[INFORMATION GIVEN start]

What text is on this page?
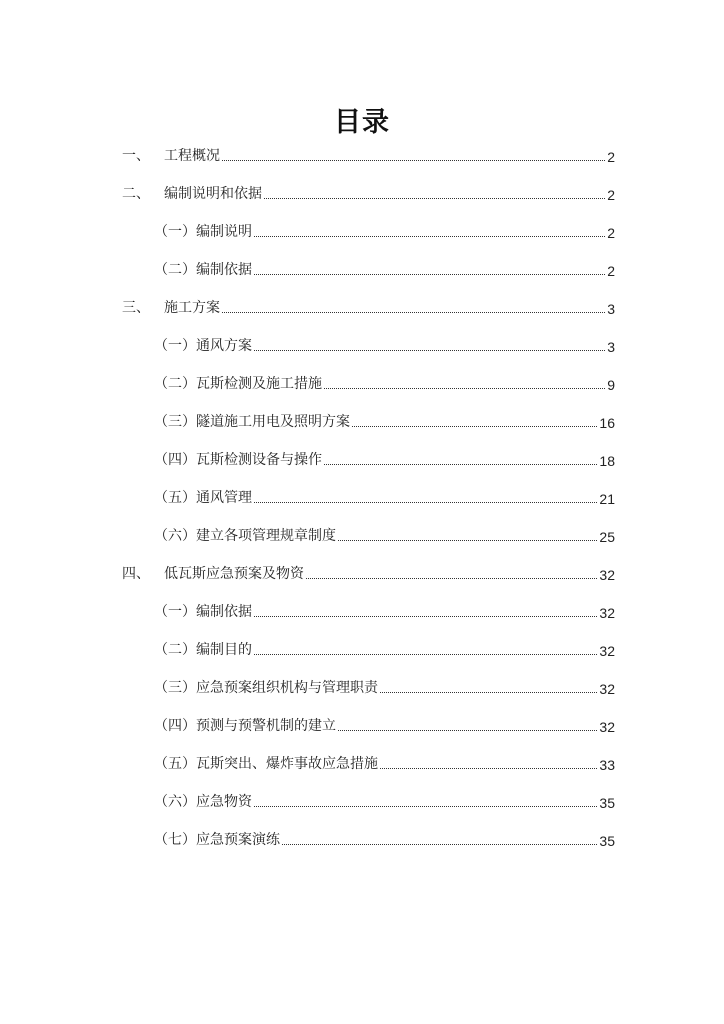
目录
一、	工程概况	2
二、	编制说明和依据	2
（一） 编制说明	2
（二） 编制依据	2
三、	施工方案	3
（一） 通风方案	3
（二） 瓦斯检测及施工措施	9
（三） 隧道施工用电及照明方案	16
（四） 瓦斯检测设备与操作	18
（五） 通风管理	21
（六） 建立各项管理规章制度	25
四、	低瓦斯应急预案及物资	32
（一） 编制依据	32
（二） 编制目的	32
（三） 应急预案组织机构与管理职责	32
（四） 预测与预警机制的建立	32
（五） 瓦斯突出、爆炸事故应急措施	33
（六） 应急物资	35
（七） 应急预案演练	35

[INFORMATION GIVEN end]

GOAL
Your copy should hold every record word for word and none of the pictures.

FULL RESPONSE
What text is on this page?
目录
一、	工程概况	2
二、	编制说明和依据	2
（一） 编制说明	2
（二） 编制依据	2
三、	施工方案	3
（一） 通风方案	3
（二） 瓦斯检测及施工措施	9
（三） 隧道施工用电及照明方案	16
（四） 瓦斯检测设备与操作	18
（五） 通风管理	21
（六） 建立各项管理规章制度	25
四、	低瓦斯应急预案及物资	32
（一） 编制依据	32
（二） 编制目的	32
（三） 应急预案组织机构与管理职责	32
（四） 预测与预警机制的建立	32
（五） 瓦斯突出、爆炸事故应急措施	33
（六） 应急物资	35
（七） 应急预案演练	35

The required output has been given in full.